=== ITEMS ===

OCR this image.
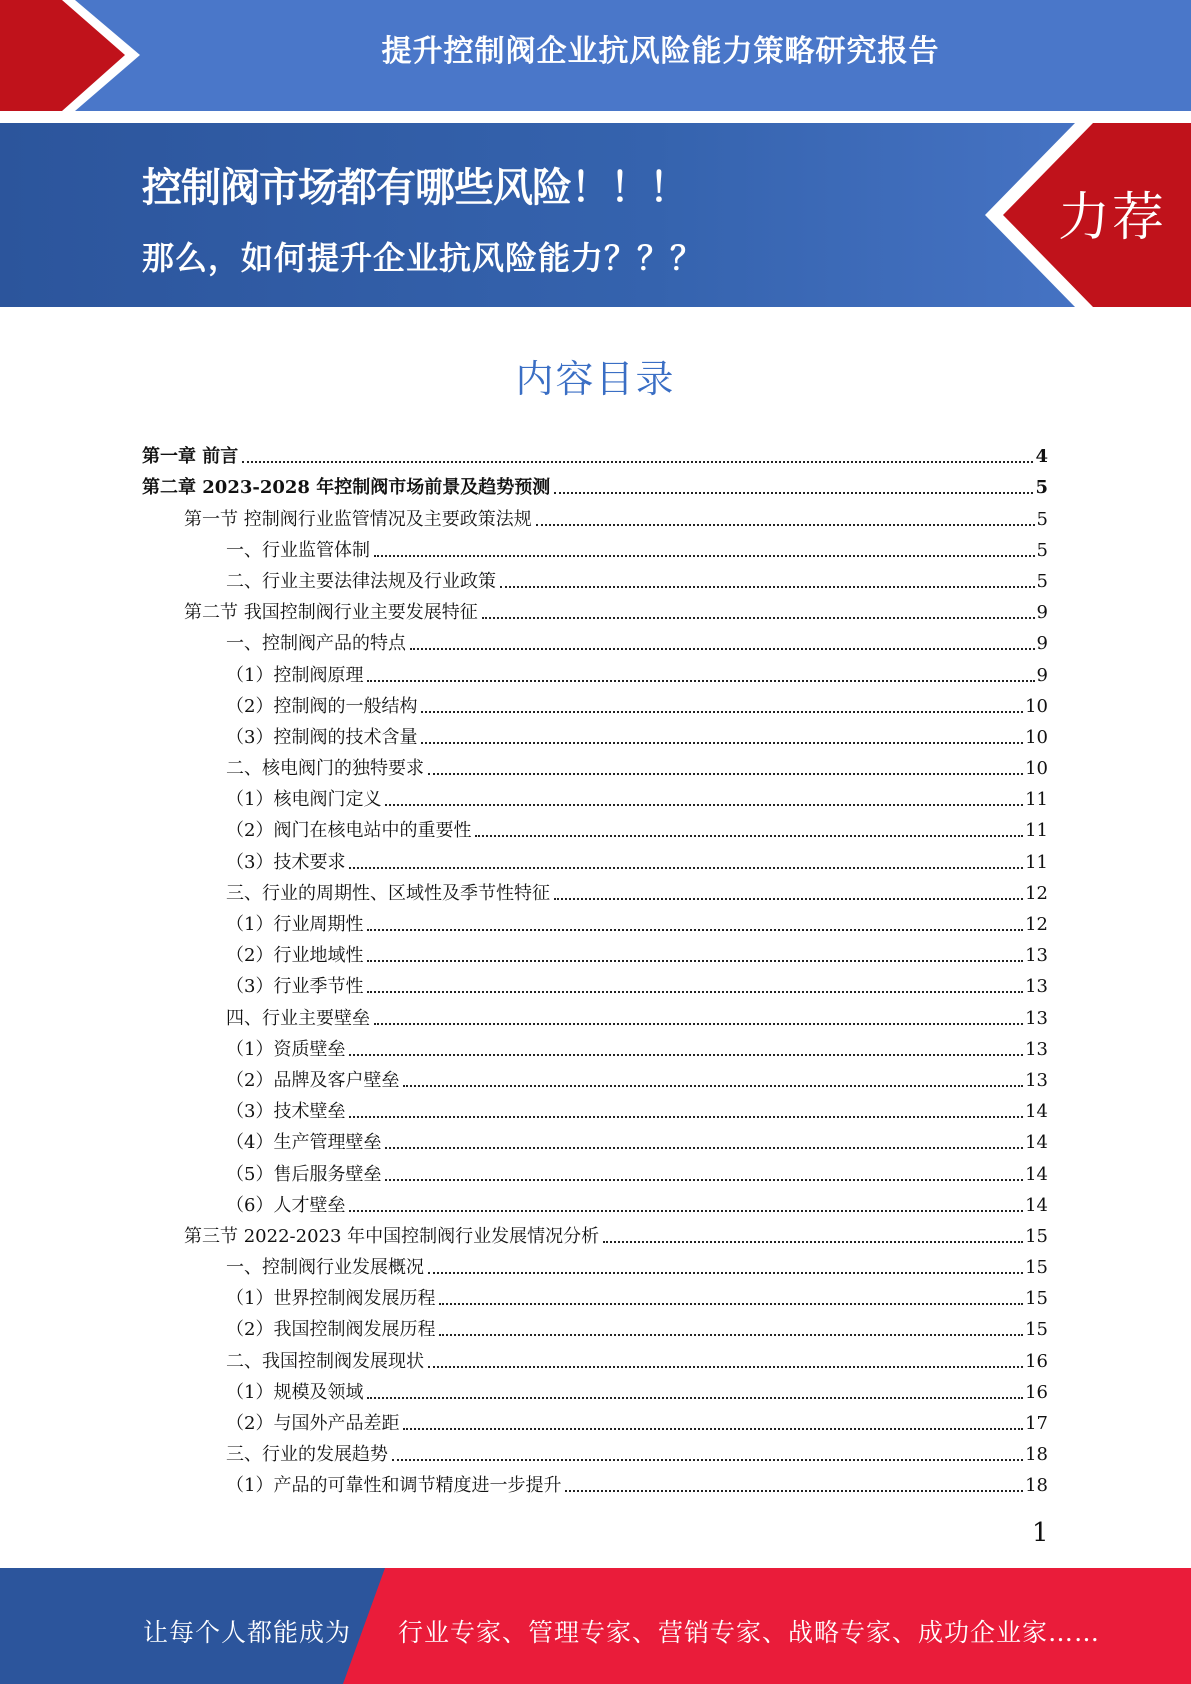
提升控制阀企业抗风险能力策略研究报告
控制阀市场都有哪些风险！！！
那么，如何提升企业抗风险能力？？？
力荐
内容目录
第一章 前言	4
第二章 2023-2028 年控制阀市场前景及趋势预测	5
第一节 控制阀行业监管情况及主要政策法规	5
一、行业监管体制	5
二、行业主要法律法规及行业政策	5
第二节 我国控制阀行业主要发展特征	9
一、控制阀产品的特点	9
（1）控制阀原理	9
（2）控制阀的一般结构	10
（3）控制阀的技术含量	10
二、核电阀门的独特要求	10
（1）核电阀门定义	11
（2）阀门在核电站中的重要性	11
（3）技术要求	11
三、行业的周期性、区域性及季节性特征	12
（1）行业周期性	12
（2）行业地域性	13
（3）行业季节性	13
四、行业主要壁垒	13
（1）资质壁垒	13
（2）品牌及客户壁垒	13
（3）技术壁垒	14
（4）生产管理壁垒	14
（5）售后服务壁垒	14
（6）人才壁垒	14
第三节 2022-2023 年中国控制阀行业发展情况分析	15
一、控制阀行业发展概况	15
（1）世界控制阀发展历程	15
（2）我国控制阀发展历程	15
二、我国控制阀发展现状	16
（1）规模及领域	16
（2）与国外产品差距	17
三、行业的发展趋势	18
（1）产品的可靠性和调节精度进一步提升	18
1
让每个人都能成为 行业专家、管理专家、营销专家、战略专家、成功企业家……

===

EXERCISE:
Go through the data above and transcribe it in full, omitting any image.

ANSWER TO THE EXERCISE:
OCR this image.
提升控制阀企业抗风险能力策略研究报告
控制阀市场都有哪些风险！！！
那么，如何提升企业抗风险能力？？？
力荐
内容目录
第一章 前言	4
第二章 2023-2028 年控制阀市场前景及趋势预测	5
第一节 控制阀行业监管情况及主要政策法规	5
一、行业监管体制	5
二、行业主要法律法规及行业政策	5
第二节 我国控制阀行业主要发展特征	9
一、控制阀产品的特点	9
（1）控制阀原理	9
（2）控制阀的一般结构	10
（3）控制阀的技术含量	10
二、核电阀门的独特要求	10
（1）核电阀门定义	11
（2）阀门在核电站中的重要性	11
（3）技术要求	11
三、行业的周期性、区域性及季节性特征	12
（1）行业周期性	12
（2）行业地域性	13
（3）行业季节性	13
四、行业主要壁垒	13
（1）资质壁垒	13
（2）品牌及客户壁垒	13
（3）技术壁垒	14
（4）生产管理壁垒	14
（5）售后服务壁垒	14
（6）人才壁垒	14
第三节 2022-2023 年中国控制阀行业发展情况分析	15
一、控制阀行业发展概况	15
（1）世界控制阀发展历程	15
（2）我国控制阀发展历程	15
二、我国控制阀发展现状	16
（1）规模及领域	16
（2）与国外产品差距	17
三、行业的发展趋势	18
（1）产品的可靠性和调节精度进一步提升	18
1
让每个人都能成为 行业专家、管理专家、营销专家、战略专家、成功企业家……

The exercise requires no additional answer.